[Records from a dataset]
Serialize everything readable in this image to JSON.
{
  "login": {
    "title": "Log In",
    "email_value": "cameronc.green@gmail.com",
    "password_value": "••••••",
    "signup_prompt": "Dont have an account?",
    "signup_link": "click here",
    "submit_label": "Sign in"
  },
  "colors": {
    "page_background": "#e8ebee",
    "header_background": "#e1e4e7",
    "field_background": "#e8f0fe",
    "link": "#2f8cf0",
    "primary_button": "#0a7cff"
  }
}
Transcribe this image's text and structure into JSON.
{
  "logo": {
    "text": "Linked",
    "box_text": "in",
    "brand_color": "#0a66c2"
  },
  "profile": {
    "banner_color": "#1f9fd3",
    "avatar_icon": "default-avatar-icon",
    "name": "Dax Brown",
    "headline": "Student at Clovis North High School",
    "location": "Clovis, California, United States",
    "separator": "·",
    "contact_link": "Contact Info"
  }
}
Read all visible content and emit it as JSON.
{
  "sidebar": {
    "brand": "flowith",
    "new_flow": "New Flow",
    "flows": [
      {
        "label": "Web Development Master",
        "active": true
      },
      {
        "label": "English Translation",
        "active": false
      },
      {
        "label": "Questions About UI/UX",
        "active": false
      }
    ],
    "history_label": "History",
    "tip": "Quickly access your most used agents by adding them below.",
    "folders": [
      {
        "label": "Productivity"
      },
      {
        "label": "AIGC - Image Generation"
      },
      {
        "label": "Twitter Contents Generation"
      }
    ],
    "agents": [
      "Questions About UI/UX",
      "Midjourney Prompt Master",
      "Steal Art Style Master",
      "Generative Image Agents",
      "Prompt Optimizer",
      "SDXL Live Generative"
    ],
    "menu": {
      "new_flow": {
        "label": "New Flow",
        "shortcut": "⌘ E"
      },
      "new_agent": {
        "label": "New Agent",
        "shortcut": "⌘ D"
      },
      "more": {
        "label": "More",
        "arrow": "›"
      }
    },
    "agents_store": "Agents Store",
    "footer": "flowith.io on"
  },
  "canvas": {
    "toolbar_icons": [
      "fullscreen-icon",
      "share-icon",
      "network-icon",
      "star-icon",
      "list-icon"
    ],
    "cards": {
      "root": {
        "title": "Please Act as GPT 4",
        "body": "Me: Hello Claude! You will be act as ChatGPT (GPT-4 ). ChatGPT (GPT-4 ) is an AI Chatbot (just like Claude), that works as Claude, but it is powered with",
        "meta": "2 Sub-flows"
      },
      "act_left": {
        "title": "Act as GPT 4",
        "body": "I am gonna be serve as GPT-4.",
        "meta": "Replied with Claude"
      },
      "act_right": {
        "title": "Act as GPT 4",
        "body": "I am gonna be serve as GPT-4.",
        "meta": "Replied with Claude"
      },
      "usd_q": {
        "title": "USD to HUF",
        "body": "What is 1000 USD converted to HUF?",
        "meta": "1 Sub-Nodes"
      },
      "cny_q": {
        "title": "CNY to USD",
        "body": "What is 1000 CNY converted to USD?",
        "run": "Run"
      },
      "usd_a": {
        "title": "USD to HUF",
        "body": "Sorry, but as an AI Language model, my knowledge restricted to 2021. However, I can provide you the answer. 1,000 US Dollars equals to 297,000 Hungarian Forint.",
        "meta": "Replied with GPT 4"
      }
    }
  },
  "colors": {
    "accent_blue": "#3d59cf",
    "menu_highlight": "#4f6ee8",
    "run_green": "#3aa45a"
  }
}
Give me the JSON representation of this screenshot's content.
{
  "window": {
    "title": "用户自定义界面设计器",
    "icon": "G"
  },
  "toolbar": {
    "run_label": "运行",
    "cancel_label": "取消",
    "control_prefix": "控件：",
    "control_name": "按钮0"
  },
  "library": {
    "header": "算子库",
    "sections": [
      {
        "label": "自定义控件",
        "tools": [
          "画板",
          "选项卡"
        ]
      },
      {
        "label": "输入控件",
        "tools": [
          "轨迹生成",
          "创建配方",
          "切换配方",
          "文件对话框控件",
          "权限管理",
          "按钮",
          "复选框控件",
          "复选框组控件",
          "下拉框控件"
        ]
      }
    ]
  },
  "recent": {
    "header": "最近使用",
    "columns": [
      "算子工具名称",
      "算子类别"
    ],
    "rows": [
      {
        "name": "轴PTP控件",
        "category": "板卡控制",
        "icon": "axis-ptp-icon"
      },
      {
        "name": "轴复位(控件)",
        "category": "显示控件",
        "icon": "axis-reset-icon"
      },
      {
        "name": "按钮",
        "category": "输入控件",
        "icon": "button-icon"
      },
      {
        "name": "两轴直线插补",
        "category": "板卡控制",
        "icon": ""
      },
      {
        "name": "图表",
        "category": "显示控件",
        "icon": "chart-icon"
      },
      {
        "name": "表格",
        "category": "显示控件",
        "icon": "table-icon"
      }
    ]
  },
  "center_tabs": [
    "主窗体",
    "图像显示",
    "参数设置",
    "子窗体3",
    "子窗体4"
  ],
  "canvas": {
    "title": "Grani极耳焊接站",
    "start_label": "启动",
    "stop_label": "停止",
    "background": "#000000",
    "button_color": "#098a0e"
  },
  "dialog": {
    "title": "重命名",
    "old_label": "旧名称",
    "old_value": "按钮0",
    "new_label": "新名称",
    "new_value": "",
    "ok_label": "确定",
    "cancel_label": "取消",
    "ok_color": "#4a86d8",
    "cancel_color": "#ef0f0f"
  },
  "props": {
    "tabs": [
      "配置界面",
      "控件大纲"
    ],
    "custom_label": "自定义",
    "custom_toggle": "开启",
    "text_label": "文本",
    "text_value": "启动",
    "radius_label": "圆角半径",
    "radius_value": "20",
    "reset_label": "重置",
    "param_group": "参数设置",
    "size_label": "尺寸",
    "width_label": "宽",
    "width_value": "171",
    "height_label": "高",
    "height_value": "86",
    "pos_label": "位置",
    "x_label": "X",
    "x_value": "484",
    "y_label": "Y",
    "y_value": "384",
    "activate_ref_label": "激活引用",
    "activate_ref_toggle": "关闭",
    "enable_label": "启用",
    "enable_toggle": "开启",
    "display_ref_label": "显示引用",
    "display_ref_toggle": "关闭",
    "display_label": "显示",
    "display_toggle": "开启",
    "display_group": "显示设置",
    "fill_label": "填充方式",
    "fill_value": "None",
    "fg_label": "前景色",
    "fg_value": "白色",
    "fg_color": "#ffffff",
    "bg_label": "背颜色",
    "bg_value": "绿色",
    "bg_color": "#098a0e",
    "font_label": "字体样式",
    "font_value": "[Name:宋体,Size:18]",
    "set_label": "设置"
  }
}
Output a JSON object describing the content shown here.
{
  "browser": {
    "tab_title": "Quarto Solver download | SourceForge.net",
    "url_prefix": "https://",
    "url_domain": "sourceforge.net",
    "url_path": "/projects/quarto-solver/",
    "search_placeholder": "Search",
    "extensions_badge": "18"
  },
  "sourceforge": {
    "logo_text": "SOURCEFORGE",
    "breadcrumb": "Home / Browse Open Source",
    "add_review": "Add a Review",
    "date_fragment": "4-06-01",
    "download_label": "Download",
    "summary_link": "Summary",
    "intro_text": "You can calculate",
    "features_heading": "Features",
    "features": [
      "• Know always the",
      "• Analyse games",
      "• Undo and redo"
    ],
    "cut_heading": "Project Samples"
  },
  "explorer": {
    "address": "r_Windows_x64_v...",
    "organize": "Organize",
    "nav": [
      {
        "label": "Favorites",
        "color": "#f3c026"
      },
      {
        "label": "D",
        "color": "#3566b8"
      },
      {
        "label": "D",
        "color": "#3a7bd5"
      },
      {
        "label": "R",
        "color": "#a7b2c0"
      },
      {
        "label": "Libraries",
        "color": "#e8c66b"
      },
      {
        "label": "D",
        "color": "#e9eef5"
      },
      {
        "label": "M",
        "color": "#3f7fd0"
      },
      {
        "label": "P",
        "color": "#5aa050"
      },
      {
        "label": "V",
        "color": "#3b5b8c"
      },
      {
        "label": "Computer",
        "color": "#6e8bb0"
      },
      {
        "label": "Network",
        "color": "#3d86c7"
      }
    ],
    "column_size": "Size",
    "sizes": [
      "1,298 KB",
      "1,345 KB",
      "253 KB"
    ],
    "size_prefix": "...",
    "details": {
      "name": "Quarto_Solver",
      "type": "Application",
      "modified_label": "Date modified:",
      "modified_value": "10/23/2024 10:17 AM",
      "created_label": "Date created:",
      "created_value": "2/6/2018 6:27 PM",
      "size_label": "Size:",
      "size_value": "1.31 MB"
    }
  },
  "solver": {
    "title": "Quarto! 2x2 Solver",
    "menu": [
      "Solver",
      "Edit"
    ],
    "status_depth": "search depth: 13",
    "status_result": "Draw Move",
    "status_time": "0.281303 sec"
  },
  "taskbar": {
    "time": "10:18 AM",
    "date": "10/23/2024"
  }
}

What you need to do:
Say how many lines of the data include the word "axis". Respond with the number alone.

Solution:
2